WHAT THE EXERCISE ASKS =
Identify the lines that include the word "capacity", then copy all of them.

Dataset listings of figures
++++++++++

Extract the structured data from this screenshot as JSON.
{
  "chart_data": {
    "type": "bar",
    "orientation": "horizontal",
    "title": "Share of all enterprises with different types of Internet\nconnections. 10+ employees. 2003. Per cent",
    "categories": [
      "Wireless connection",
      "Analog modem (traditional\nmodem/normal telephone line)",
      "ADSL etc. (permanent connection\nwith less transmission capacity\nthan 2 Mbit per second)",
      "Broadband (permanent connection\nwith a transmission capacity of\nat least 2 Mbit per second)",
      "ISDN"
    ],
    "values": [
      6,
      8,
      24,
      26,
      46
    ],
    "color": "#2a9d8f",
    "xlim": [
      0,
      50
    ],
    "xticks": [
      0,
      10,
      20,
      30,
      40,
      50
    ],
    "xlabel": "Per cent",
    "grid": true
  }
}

++++++++++

ANSWER BELOW =
      "ADSL etc. (permanent connection\nwith less transmission capacity\nthan 2 Mbit per second)",
      "Broadband (permanent connection\nwith a transmission capacity of\nat least 2 Mbit per second)",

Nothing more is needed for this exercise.